Data entries
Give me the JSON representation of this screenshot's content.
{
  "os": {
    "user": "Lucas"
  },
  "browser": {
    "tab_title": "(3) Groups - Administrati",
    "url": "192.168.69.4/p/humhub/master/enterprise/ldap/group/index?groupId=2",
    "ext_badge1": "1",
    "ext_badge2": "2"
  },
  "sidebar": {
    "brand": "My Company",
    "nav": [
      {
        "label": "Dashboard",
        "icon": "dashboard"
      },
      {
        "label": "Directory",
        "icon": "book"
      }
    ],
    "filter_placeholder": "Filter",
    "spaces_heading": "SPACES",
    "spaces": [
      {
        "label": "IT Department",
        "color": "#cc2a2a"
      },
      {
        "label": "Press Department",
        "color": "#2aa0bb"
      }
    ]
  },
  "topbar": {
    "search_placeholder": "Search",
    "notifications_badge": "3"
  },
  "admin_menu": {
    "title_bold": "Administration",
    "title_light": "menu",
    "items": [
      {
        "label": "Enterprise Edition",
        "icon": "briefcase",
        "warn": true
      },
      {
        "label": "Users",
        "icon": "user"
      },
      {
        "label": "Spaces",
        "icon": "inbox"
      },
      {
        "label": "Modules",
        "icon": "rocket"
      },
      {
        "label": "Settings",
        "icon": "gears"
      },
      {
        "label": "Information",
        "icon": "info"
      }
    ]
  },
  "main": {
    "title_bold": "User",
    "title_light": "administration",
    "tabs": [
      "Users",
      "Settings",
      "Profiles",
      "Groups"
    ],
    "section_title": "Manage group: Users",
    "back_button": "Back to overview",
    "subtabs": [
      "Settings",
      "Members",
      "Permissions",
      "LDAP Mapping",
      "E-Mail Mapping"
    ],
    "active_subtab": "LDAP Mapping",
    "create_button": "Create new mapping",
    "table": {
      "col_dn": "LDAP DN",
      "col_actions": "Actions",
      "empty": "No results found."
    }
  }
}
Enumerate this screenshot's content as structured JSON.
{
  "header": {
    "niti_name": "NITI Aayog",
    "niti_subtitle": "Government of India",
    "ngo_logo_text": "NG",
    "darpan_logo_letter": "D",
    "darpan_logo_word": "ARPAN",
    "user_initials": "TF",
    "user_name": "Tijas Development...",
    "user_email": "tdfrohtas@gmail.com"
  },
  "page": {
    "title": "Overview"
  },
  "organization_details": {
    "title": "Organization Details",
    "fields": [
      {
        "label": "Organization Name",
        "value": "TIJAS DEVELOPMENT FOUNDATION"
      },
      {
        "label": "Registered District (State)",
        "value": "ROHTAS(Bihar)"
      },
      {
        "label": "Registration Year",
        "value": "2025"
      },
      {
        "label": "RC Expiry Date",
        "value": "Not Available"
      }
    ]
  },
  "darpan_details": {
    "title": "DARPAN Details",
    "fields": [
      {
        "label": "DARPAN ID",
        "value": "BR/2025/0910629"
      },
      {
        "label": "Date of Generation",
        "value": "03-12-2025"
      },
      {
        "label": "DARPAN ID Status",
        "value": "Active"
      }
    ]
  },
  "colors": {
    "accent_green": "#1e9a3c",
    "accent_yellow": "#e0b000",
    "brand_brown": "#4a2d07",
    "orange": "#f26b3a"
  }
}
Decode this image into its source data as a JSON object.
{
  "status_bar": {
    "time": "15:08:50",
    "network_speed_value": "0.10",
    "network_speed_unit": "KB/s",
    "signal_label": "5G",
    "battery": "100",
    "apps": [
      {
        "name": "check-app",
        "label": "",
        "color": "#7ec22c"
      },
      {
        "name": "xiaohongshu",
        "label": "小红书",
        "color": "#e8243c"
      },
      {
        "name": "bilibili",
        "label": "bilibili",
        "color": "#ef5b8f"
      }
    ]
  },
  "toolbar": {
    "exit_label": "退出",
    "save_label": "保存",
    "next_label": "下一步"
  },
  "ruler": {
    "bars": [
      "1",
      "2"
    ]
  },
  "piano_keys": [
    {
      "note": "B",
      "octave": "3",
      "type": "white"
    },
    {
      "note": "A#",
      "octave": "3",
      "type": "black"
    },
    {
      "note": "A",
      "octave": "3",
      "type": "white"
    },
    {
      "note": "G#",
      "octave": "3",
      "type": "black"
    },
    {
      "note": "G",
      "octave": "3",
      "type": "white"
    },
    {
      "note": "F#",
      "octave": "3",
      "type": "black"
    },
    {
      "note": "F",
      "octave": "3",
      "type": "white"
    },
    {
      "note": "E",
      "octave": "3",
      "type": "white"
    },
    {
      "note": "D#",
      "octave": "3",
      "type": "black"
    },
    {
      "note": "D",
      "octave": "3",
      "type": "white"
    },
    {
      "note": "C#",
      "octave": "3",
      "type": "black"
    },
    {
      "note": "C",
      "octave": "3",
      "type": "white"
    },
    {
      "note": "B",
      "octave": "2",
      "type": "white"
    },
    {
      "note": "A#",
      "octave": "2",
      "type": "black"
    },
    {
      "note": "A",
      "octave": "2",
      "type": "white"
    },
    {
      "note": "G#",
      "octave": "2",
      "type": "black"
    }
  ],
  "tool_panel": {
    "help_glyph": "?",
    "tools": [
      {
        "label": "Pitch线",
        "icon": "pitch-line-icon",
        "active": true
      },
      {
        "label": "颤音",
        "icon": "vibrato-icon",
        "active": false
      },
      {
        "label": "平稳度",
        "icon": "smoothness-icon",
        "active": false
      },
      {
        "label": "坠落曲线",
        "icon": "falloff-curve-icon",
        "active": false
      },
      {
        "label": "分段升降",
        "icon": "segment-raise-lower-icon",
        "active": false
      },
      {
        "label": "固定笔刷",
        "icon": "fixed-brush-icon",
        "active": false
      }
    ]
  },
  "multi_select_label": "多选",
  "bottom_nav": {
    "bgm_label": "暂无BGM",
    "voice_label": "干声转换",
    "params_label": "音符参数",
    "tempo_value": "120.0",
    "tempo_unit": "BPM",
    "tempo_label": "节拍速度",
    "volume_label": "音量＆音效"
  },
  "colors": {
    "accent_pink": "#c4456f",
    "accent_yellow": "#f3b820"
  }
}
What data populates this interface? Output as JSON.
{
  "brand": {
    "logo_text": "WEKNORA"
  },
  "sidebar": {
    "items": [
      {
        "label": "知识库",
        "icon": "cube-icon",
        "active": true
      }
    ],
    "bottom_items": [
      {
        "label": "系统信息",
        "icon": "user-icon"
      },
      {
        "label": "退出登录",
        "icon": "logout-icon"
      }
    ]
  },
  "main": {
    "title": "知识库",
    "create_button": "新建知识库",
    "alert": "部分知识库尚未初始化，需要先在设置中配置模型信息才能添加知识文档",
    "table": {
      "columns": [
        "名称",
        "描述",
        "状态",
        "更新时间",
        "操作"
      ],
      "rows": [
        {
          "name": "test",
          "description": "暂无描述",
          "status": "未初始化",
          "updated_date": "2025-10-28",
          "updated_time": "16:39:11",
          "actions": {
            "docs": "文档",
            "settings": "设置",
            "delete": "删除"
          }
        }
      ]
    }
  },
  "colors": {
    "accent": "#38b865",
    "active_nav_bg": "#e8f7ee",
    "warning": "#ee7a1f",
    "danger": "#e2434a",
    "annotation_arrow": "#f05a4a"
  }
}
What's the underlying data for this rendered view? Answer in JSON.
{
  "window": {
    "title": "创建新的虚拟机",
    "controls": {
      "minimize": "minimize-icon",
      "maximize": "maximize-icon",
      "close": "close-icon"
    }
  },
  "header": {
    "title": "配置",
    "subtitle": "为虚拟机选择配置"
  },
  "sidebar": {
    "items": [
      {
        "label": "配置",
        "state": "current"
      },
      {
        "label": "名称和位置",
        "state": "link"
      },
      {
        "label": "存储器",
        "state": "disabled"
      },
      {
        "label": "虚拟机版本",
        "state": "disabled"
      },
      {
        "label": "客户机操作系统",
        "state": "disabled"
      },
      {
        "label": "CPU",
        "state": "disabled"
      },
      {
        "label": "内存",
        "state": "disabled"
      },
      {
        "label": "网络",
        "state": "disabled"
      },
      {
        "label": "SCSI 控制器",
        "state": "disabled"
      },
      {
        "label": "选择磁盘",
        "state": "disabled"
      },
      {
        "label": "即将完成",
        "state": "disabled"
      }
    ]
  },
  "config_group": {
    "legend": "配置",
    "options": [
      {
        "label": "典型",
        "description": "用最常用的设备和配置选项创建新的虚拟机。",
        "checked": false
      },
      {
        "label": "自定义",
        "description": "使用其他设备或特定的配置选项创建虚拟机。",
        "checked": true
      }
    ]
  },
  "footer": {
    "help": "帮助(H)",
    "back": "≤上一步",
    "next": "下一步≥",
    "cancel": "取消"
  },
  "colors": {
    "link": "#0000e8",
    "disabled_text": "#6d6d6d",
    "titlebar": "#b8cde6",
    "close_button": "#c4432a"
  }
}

Exercise directions:
Copy out every line of the listing that contains the string "Users".

In response:
        "label": "Users",
      "Users",
    "section_title": "Manage group: Users",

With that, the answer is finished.